ASSIGNMENT: Please return each of the entries that follow, unchanged in every word.

RECORDS below:

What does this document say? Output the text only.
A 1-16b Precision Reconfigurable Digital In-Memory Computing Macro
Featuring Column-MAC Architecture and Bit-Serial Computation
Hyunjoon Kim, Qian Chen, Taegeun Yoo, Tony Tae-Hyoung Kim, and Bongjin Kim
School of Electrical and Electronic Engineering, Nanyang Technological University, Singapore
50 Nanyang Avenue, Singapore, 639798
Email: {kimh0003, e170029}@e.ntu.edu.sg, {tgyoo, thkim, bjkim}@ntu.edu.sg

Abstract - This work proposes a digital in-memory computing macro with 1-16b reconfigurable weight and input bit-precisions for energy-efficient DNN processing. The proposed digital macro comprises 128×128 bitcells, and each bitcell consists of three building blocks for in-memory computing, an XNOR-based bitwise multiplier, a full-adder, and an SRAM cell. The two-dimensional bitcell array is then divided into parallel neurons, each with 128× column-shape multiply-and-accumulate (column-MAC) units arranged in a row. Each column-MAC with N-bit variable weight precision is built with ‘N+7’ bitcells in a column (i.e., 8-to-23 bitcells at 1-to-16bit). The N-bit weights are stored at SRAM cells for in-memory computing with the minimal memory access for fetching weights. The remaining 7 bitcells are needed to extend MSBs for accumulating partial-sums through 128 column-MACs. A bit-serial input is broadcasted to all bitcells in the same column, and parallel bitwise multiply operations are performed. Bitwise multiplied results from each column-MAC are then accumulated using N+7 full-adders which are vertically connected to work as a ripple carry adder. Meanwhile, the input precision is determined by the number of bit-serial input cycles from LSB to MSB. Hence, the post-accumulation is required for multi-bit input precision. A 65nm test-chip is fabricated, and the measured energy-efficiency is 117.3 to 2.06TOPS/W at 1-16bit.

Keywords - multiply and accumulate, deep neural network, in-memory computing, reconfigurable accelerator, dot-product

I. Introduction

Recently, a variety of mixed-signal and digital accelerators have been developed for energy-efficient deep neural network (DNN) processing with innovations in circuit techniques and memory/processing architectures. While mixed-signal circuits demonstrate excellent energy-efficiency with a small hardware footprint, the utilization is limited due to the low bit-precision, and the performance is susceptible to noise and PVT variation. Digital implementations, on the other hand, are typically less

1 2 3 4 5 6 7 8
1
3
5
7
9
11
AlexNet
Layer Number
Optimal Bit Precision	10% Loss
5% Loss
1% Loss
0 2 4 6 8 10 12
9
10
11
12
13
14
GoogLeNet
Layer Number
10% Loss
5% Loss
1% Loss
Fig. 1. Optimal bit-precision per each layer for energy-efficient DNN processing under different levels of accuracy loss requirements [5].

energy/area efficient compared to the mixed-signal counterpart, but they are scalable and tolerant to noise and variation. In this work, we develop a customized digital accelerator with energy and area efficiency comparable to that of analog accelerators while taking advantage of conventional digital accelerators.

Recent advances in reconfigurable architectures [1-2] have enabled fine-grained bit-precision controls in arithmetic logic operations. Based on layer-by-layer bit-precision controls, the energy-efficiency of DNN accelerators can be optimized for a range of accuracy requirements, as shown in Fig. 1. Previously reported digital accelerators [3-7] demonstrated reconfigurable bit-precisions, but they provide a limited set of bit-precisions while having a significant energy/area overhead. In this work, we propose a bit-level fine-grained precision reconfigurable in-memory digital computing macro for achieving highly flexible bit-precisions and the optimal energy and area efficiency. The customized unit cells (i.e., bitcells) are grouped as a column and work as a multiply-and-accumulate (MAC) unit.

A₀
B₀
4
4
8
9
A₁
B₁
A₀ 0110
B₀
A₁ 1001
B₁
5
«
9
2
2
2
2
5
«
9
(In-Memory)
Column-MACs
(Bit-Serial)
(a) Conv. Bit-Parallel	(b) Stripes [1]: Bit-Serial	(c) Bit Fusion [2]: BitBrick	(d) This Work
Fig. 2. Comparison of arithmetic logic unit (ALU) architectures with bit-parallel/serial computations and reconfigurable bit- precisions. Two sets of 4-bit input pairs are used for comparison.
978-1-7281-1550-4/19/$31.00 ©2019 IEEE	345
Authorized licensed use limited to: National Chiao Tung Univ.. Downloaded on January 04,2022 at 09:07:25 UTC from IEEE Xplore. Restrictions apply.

End of RECORDS.

TASK SOLUTION:
What does this document say? Output the text only.
A 1-16b Precision Reconfigurable Digital In-Memory Computing Macro
Featuring Column-MAC Architecture and Bit-Serial Computation
Hyunjoon Kim, Qian Chen, Taegeun Yoo, Tony Tae-Hyoung Kim, and Bongjin Kim
School of Electrical and Electronic Engineering, Nanyang Technological University, Singapore
50 Nanyang Avenue, Singapore, 639798
Email: {kimh0003, e170029}@e.ntu.edu.sg, {tgyoo, thkim, bjkim}@ntu.edu.sg

Abstract - This work proposes a digital in-memory computing macro with 1-16b reconfigurable weight and input bit-precisions for energy-efficient DNN processing. The proposed digital macro comprises 128×128 bitcells, and each bitcell consists of three building blocks for in-memory computing, an XNOR-based bitwise multiplier, a full-adder, and an SRAM cell. The two-dimensional bitcell array is then divided into parallel neurons, each with 128× column-shape multiply-and-accumulate (column-MAC) units arranged in a row. Each column-MAC with N-bit variable weight precision is built with ‘N+7’ bitcells in a column (i.e., 8-to-23 bitcells at 1-to-16bit). The N-bit weights are stored at SRAM cells for in-memory computing with the minimal memory access for fetching weights. The remaining 7 bitcells are needed to extend MSBs for accumulating partial-sums through 128 column-MACs. A bit-serial input is broadcasted to all bitcells in the same column, and parallel bitwise multiply operations are performed. Bitwise multiplied results from each column-MAC are then accumulated using N+7 full-adders which are vertically connected to work as a ripple carry adder. Meanwhile, the input precision is determined by the number of bit-serial input cycles from LSB to MSB. Hence, the post-accumulation is required for multi-bit input precision. A 65nm test-chip is fabricated, and the measured energy-efficiency is 117.3 to 2.06TOPS/W at 1-16bit.

Keywords - multiply and accumulate, deep neural network, in-memory computing, reconfigurable accelerator, dot-product

I. Introduction

Recently, a variety of mixed-signal and digital accelerators have been developed for energy-efficient deep neural network (DNN) processing with innovations in circuit techniques and memory/processing architectures. While mixed-signal circuits demonstrate excellent energy-efficiency with a small hardware footprint, the utilization is limited due to the low bit-precision, and the performance is susceptible to noise and PVT variation. Digital implementations, on the other hand, are typically less

1 2 3 4 5 6 7 8
1
3
5
7
9
11
AlexNet
Layer Number
Optimal Bit Precision	10% Loss
5% Loss
1% Loss
0 2 4 6 8 10 12
9
10
11
12
13
14
GoogLeNet
Layer Number
10% Loss
5% Loss
1% Loss
Fig. 1. Optimal bit-precision per each layer for energy-efficient DNN processing under different levels of accuracy loss requirements [5].

energy/area efficient compared to the mixed-signal counterpart, but they are scalable and tolerant to noise and variation. In this work, we develop a customized digital accelerator with energy and area efficiency comparable to that of analog accelerators while taking advantage of conventional digital accelerators.

Recent advances in reconfigurable architectures [1-2] have enabled fine-grained bit-precision controls in arithmetic logic operations. Based on layer-by-layer bit-precision controls, the energy-efficiency of DNN accelerators can be optimized for a range of accuracy requirements, as shown in Fig. 1. Previously reported digital accelerators [3-7] demonstrated reconfigurable bit-precisions, but they provide a limited set of bit-precisions while having a significant energy/area overhead. In this work, we propose a bit-level fine-grained precision reconfigurable in-memory digital computing macro for achieving highly flexible bit-precisions and the optimal energy and area efficiency. The customized unit cells (i.e., bitcells) are grouped as a column and work as a multiply-and-accumulate (MAC) unit.

A₀
B₀
4
4
8
9
A₁
B₁
A₀ 0110
B₀
A₁ 1001
B₁
5
«
9
2
2
2
2
5
«
9
(In-Memory)
Column-MACs
(Bit-Serial)
(a) Conv. Bit-Parallel	(b) Stripes [1]: Bit-Serial	(c) Bit Fusion [2]: BitBrick	(d) This Work
Fig. 2. Comparison of arithmetic logic unit (ALU) architectures with bit-parallel/serial computations and reconfigurable bit- precisions. Two sets of 4-bit input pairs are used for comparison.
978-1-7281-1550-4/19/$31.00 ©2019 IEEE	345
Authorized licensed use limited to: National Chiao Tung Univ.. Downloaded on January 04,2022 at 09:07:25 UTC from IEEE Xplore. Restrictions apply.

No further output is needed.